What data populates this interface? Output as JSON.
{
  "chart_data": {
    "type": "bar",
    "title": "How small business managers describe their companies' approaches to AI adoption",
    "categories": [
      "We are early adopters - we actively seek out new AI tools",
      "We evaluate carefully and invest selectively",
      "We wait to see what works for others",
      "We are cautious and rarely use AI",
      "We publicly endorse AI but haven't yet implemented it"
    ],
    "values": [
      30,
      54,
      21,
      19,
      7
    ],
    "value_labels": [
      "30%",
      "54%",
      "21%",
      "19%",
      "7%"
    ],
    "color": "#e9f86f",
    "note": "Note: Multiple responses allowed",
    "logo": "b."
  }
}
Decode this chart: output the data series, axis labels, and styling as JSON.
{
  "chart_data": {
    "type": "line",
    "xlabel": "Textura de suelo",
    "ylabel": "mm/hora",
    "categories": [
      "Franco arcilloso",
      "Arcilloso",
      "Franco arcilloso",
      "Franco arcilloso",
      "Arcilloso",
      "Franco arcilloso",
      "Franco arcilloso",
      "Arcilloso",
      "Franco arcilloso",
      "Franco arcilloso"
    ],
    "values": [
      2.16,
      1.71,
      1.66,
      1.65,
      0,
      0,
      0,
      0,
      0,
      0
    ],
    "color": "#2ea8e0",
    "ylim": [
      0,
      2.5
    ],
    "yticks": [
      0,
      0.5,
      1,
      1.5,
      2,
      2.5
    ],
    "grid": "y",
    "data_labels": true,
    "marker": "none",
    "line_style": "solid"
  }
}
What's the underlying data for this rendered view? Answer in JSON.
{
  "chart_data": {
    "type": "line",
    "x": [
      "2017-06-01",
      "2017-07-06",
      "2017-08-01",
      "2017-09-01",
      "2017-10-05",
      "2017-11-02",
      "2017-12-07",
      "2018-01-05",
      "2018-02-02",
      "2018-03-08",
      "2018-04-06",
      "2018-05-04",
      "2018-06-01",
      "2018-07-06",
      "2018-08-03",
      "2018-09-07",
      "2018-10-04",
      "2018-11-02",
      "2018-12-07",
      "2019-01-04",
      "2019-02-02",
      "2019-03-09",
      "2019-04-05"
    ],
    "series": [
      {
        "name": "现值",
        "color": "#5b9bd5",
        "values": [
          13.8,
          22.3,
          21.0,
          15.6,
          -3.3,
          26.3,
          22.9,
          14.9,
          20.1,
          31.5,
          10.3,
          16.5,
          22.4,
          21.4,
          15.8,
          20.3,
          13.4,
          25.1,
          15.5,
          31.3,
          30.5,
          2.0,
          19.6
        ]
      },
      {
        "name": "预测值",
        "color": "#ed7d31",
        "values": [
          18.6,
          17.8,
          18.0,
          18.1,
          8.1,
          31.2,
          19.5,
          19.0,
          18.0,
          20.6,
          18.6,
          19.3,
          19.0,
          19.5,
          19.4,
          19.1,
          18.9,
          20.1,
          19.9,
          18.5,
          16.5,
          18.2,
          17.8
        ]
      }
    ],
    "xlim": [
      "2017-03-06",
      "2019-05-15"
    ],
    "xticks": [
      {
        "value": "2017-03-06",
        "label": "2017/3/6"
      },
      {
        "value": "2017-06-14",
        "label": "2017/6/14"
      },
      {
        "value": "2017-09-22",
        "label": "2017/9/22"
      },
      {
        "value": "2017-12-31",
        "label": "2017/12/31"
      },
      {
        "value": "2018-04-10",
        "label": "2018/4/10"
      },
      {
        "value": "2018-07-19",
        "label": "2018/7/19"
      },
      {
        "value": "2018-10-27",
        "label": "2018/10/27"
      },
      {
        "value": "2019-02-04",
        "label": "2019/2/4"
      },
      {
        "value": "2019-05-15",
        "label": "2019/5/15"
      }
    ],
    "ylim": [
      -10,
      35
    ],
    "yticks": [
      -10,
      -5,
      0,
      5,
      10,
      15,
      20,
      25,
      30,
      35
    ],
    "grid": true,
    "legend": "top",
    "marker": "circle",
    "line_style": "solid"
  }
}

_ _ _ _ _ _ _

WHAT YOU NEED TO DO:
Locate the word "color" in the data above. Copy every line carrying it.

COMPLETE ANSWER:
    "color": "#e9f86f",
    "color": "#2ea8e0",
        "color": "#5b9bd5",
        "color": "#ed7d31",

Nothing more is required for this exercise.